(Dataset rows about figures)
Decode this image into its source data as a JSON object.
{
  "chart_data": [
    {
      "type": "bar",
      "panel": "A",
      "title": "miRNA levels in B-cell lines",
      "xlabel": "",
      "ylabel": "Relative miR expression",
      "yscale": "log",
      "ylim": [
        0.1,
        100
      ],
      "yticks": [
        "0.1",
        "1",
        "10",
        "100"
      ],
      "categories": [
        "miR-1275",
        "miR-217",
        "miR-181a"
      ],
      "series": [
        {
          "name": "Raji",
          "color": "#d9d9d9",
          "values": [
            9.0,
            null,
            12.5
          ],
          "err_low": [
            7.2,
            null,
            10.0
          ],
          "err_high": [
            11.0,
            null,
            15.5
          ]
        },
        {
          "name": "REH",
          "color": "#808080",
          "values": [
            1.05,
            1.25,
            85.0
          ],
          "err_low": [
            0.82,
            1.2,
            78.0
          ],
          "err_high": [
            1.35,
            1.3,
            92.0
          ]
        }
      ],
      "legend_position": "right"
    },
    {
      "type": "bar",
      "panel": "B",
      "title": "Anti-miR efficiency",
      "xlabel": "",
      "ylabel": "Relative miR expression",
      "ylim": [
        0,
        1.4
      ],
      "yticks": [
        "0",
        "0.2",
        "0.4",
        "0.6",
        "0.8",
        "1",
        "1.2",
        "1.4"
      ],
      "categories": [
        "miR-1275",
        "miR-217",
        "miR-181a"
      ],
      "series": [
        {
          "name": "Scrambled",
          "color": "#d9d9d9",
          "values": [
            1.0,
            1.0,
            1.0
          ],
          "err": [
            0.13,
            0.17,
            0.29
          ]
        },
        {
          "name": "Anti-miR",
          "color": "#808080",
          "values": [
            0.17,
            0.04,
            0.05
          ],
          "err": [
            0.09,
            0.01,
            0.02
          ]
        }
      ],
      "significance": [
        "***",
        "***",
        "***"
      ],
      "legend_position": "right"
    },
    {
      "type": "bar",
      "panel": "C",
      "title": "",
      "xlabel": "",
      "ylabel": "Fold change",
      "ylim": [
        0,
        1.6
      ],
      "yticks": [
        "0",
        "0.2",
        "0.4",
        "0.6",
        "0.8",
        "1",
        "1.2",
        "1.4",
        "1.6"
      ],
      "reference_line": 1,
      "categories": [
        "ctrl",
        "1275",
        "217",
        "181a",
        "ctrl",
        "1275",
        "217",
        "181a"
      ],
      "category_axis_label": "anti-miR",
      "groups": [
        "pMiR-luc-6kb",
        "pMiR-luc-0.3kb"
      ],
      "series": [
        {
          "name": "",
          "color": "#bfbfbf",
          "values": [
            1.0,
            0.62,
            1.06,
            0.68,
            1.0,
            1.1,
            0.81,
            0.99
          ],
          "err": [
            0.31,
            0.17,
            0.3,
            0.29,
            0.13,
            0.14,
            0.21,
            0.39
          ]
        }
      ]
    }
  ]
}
* * *
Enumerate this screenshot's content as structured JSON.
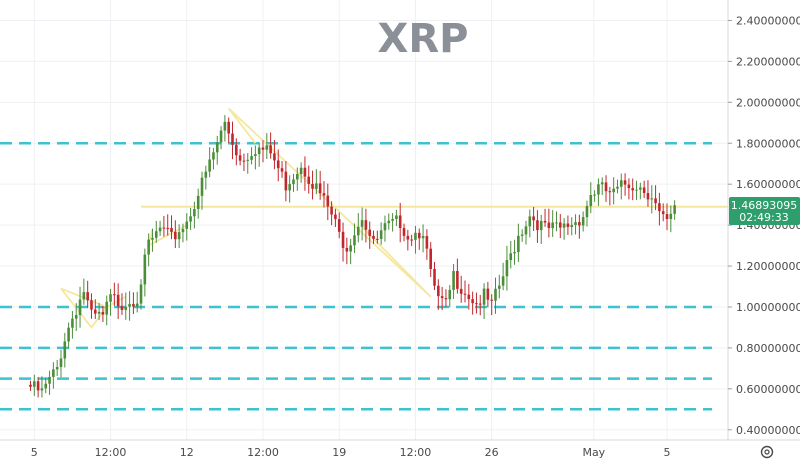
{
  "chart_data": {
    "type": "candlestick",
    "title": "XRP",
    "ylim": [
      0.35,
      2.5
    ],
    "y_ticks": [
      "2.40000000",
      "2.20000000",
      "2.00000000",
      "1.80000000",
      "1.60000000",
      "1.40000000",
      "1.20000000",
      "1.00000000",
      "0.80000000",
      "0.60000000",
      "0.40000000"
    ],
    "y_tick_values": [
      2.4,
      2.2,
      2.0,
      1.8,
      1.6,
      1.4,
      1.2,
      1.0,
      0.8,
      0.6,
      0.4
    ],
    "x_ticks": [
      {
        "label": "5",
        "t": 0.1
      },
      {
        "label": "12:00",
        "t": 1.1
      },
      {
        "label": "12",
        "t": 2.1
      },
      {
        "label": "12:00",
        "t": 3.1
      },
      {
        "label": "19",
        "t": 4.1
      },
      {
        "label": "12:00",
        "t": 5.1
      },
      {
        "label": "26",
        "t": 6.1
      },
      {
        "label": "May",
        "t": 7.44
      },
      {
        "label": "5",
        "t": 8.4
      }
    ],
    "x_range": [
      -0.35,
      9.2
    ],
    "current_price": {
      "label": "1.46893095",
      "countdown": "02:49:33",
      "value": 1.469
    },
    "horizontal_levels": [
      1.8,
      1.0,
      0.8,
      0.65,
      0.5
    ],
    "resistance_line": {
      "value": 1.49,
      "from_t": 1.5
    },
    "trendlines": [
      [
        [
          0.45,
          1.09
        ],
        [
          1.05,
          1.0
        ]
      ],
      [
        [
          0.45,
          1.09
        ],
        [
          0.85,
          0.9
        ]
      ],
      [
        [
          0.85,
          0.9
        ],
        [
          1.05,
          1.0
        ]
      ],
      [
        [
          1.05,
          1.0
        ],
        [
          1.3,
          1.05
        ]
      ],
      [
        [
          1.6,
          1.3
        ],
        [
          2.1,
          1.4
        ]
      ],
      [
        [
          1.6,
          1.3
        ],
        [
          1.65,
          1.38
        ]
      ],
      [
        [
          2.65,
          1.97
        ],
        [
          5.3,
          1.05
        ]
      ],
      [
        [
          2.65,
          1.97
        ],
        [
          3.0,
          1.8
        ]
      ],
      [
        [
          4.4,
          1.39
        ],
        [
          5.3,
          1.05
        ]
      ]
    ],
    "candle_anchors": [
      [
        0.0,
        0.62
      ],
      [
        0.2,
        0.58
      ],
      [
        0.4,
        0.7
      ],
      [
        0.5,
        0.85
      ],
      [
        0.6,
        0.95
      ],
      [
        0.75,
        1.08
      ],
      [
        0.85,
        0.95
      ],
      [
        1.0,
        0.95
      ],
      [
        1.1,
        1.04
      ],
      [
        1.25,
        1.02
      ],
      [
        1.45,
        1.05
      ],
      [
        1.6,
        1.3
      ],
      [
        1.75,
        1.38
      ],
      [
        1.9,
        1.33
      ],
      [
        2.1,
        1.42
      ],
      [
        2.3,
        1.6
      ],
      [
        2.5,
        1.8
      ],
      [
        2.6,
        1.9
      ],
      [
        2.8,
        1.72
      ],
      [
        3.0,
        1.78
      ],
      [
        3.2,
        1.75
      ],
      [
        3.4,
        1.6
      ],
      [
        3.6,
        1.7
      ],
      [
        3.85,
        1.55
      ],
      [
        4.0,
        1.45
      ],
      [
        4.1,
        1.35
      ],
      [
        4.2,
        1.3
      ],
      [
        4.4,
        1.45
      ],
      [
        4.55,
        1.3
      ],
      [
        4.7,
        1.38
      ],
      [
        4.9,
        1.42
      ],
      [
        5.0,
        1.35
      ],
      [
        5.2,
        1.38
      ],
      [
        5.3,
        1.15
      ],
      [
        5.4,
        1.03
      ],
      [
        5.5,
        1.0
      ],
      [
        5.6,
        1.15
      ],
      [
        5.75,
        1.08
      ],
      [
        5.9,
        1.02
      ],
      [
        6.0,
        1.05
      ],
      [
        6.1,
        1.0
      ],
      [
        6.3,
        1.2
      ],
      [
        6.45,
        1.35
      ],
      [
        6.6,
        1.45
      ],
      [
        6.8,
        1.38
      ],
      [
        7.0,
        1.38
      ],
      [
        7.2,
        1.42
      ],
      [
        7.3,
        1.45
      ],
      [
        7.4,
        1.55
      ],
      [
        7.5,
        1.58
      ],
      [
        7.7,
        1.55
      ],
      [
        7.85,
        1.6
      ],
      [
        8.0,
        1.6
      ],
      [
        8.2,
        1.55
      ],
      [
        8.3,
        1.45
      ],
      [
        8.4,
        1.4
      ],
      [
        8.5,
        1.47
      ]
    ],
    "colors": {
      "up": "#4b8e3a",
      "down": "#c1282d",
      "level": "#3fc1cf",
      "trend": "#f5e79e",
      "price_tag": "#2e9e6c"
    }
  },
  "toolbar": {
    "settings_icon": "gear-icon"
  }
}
...
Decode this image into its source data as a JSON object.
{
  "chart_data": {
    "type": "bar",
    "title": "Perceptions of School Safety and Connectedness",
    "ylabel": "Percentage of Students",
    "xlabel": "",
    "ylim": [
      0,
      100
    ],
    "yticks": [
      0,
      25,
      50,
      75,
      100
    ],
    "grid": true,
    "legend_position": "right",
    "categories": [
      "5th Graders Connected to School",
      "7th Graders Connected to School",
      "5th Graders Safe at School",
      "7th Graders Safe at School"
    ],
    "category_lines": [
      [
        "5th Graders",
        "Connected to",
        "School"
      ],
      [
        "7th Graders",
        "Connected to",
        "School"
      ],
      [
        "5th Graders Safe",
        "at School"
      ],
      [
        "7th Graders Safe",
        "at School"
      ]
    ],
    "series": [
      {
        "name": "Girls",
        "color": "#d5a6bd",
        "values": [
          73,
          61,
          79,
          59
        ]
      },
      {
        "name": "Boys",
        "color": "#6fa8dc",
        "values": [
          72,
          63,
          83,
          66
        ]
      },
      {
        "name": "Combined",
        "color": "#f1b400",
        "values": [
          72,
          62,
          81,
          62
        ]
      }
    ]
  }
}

§ **Set exercise**
Each line of the material that holds the string "name" counts once; give the total alone.

§ **Task output**
8